**Exercise**
In the copy, include every entry exactly but none of the pictures.

** Begin Available data **

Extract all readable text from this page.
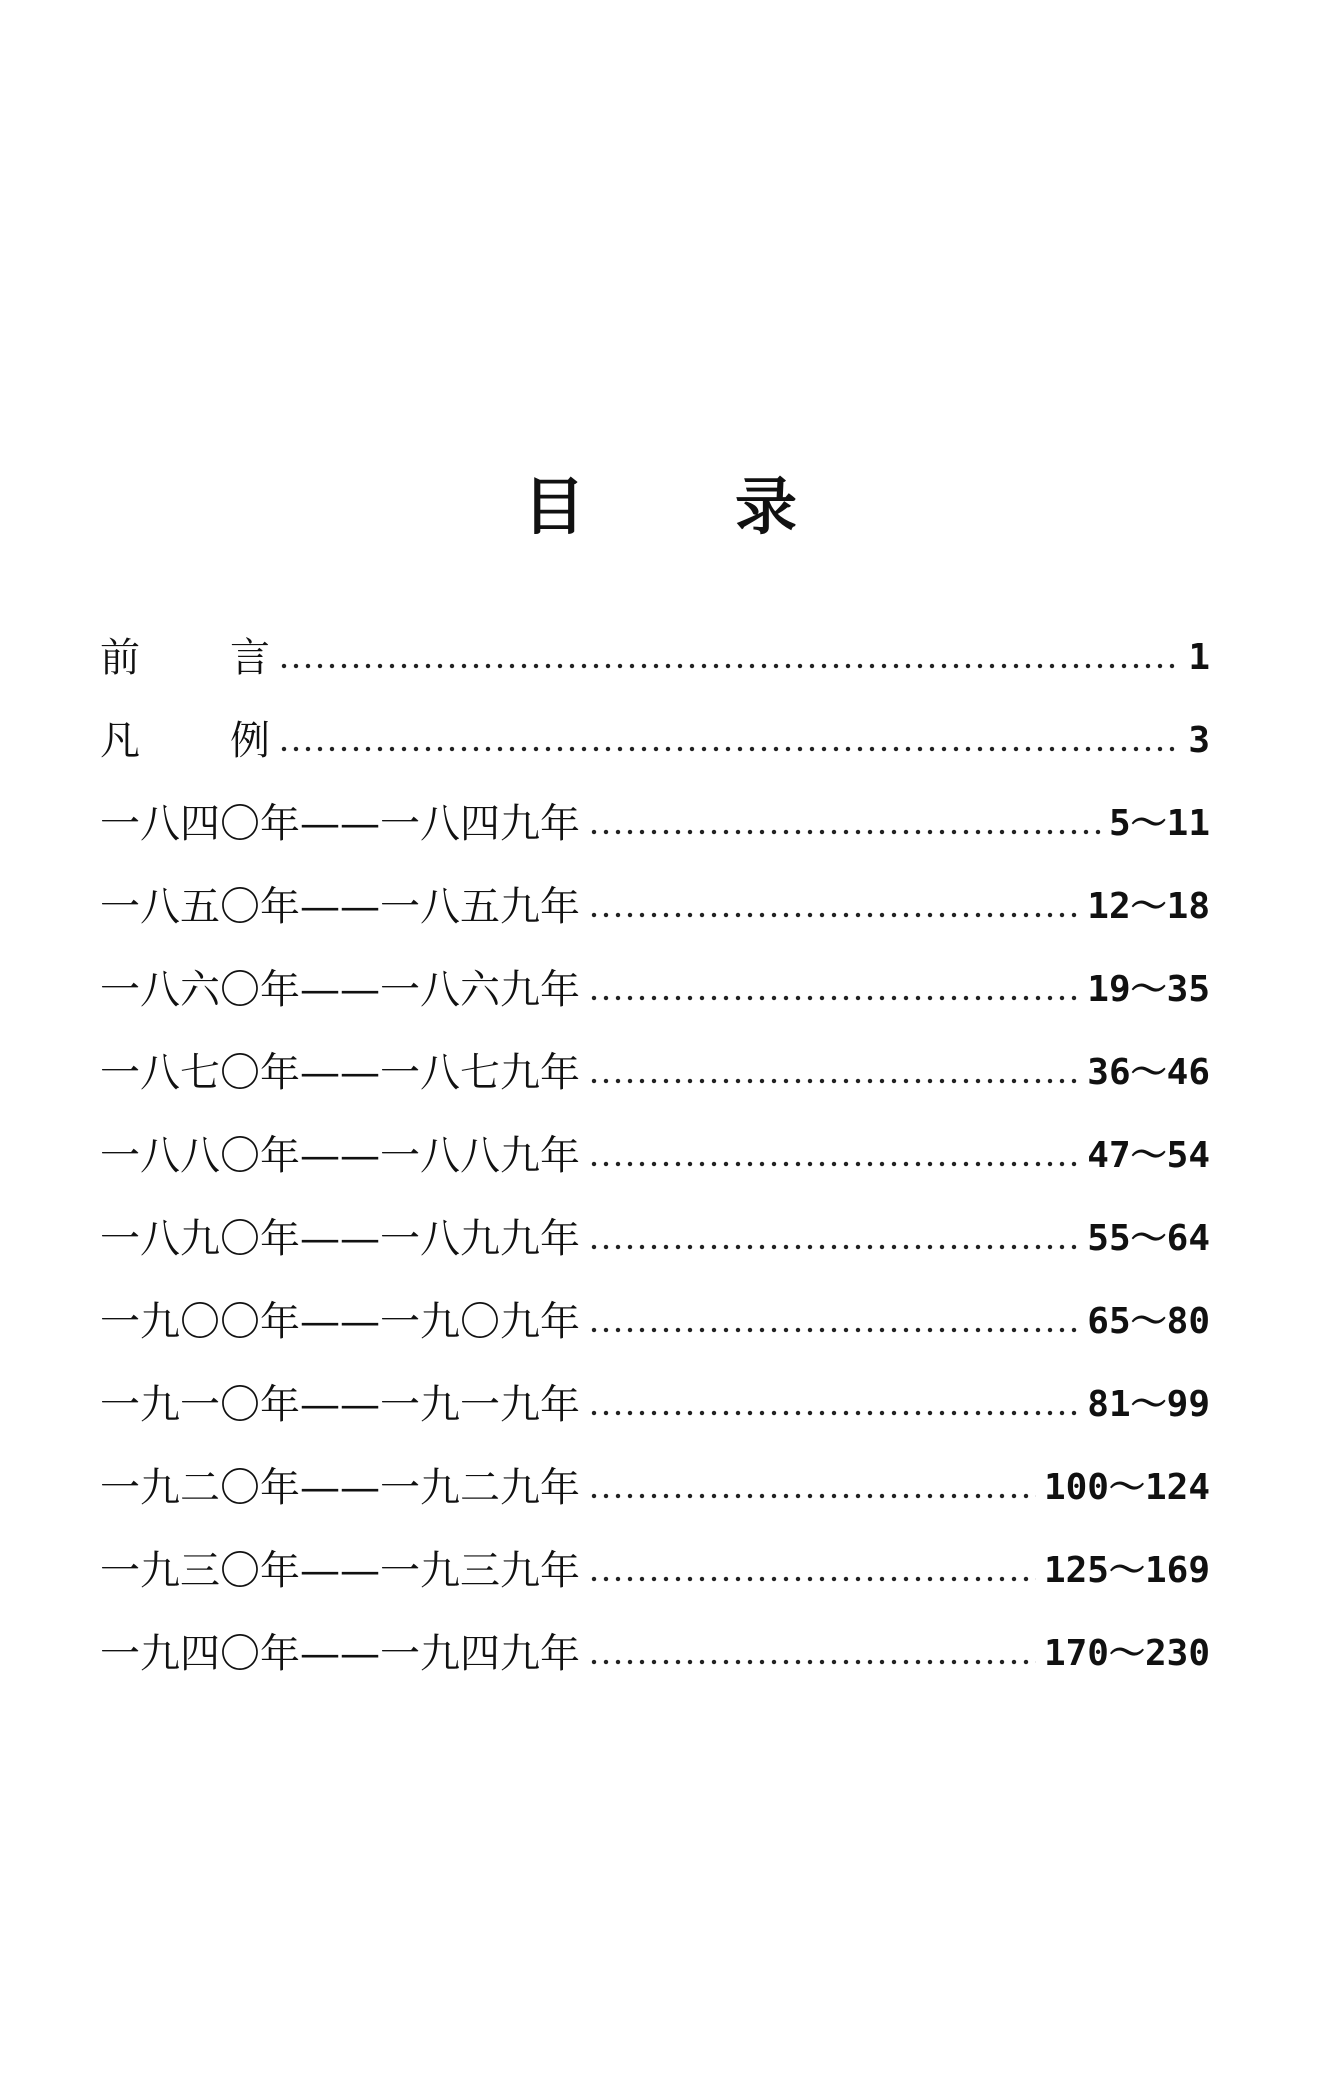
目 录
前 言	1
凡 例	3
一八四〇年——一八四九年	5～11
一八五〇年——一八五九年	12～18
一八六〇年——一八六九年	19～35
一八七〇年——一八七九年	36～46
一八八〇年——一八八九年	47～54
一八九〇年——一八九九年	55～64
一九〇〇年——一九〇九年	65～80
一九一〇年——一九一九年	81～99
一九二〇年——一九二九年	100～124
一九三〇年——一九三九年	125～169
一九四〇年——一九四九年	170～230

** End Available data **

**Written solution**
Extract all readable text from this page.
目 录
前 言	1
凡 例	3
一八四〇年——一八四九年	5～11
一八五〇年——一八五九年	12～18
一八六〇年——一八六九年	19～35
一八七〇年——一八七九年	36～46
一八八〇年——一八八九年	47～54
一八九〇年——一八九九年	55～64
一九〇〇年——一九〇九年	65～80
一九一〇年——一九一九年	81～99
一九二〇年——一九二九年	100～124
一九三〇年——一九三九年	125～169
一九四〇年——一九四九年	170～230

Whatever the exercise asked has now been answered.